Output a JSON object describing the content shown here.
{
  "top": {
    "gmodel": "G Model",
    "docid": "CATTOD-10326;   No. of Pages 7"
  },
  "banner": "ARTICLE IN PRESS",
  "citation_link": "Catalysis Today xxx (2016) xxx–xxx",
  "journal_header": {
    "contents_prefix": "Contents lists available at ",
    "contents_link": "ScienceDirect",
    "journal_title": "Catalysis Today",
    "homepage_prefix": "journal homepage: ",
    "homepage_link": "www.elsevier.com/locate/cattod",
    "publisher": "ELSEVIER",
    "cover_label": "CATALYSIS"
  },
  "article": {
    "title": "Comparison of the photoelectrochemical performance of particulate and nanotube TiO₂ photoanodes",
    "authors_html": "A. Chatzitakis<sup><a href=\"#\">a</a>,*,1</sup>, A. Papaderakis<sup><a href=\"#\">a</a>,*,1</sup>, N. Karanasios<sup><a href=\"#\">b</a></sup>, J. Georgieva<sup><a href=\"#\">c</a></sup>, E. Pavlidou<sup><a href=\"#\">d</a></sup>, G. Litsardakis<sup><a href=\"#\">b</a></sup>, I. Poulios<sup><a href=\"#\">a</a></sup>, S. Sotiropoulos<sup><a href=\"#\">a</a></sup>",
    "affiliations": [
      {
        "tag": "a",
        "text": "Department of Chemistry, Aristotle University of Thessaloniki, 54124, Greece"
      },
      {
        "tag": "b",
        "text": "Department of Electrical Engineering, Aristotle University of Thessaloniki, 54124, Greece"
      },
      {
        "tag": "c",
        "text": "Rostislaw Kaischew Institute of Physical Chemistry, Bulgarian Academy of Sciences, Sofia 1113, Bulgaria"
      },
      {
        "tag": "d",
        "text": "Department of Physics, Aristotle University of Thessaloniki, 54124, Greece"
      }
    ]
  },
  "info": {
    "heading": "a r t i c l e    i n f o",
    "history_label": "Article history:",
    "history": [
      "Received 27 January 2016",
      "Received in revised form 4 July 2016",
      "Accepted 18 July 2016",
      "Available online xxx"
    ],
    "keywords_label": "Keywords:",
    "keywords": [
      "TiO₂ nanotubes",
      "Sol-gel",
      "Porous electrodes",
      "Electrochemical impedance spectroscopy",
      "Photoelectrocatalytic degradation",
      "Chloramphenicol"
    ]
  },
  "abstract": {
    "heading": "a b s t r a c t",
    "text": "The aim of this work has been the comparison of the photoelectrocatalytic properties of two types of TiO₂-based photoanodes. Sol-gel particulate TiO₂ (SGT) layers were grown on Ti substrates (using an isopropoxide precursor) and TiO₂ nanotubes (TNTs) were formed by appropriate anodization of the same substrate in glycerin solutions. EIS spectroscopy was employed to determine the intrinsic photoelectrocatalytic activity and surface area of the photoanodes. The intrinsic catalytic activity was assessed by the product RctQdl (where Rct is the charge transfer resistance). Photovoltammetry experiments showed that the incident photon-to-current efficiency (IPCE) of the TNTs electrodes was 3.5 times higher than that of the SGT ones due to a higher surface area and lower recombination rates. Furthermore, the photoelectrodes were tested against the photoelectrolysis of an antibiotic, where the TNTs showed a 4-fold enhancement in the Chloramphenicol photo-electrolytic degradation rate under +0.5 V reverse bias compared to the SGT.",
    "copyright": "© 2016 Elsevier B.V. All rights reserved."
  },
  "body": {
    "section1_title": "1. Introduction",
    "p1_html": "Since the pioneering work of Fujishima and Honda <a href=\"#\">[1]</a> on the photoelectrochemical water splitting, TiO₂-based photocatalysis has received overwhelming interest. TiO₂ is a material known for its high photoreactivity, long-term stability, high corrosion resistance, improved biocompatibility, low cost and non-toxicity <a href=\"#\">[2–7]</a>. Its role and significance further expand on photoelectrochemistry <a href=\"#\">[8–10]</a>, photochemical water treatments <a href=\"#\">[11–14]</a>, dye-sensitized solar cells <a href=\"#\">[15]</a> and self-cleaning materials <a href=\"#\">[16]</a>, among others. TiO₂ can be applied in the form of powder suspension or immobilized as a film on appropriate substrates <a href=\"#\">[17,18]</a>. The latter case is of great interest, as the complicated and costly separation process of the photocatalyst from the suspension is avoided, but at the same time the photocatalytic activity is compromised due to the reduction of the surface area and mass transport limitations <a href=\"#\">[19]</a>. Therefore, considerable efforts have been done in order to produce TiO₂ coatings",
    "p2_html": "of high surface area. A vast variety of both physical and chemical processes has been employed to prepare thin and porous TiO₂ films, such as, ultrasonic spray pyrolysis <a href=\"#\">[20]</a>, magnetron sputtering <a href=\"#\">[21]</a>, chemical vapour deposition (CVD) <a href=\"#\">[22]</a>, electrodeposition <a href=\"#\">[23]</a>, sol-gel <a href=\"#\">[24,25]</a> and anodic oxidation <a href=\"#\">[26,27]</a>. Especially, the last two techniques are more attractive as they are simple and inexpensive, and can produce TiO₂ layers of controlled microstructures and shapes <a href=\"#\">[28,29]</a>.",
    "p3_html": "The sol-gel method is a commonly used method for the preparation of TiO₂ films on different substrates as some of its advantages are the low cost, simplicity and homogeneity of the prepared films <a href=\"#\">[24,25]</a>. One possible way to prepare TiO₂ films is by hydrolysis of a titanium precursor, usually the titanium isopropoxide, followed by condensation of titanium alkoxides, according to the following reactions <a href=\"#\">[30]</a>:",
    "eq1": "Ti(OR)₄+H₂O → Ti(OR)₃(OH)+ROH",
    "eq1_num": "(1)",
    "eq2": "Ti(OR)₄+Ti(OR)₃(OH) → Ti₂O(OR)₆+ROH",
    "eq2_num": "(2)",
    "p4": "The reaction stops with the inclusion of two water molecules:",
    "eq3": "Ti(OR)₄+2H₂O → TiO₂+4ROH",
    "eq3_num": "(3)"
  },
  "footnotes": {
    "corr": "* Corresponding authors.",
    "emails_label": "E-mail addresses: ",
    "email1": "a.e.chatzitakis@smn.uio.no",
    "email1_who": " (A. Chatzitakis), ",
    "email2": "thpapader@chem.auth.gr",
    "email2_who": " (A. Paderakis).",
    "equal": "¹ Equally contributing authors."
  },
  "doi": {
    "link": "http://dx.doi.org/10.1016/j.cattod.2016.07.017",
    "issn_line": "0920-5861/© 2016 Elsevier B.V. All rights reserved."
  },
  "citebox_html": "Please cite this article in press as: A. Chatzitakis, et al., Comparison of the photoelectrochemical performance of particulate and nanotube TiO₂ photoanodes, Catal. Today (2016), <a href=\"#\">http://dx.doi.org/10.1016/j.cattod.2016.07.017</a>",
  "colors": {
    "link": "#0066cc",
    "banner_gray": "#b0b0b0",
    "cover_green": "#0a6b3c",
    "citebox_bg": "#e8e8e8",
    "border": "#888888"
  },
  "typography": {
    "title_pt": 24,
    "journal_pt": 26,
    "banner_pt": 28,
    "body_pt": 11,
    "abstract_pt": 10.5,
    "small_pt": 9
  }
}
====================
What you will do: If a line in the entries above has the word "isopropoxide", copy it.

Answer box:
    "text": "The aim of this work has been the comparison of the photoelectrocatalytic properties of two types of TiO₂-based photoanodes. Sol-gel particulate TiO₂ (SGT) layers were grown on Ti substrates (using an isopropoxide precursor) and TiO₂ nanotubes (TNTs) were formed by appropriate anodization of the same substrate in glycerin solutions. EIS spectroscopy was employed to determine the intrinsic photoelectrocatalytic activity and surface area of the photoanodes. The intrinsic catalytic activity was assessed by the product RctQdl (where Rct is the charge transfer resistance). Photovoltammetry experiments showed that the incident photon-to-current efficiency (IPCE) of the TNTs electrodes was 3.5 times higher than that of the SGT ones due to a higher surface area and lower recombination rates. Furthermore, the photoelectrodes were tested against the photoelectrolysis of an antibiotic, where the TNTs showed a 4-fold enhancement in the Chloramphenicol photo-electrolytic degradation rate under +0.5 V reverse bias compared to the SGT.",
    "p3_html": "The sol-gel method is a commonly used method for the preparation of TiO₂ films on different substrates as some of its advantages are the low cost, simplicity and homogeneity of the prepared films <a href=\"#\">[24,25]</a>. One possible way to prepare TiO₂ films is by hydrolysis of a titanium precursor, usually the titanium isopropoxide, followed by condensation of titanium alkoxides, according to the following reactions <a href=\"#\">[30]</a>:",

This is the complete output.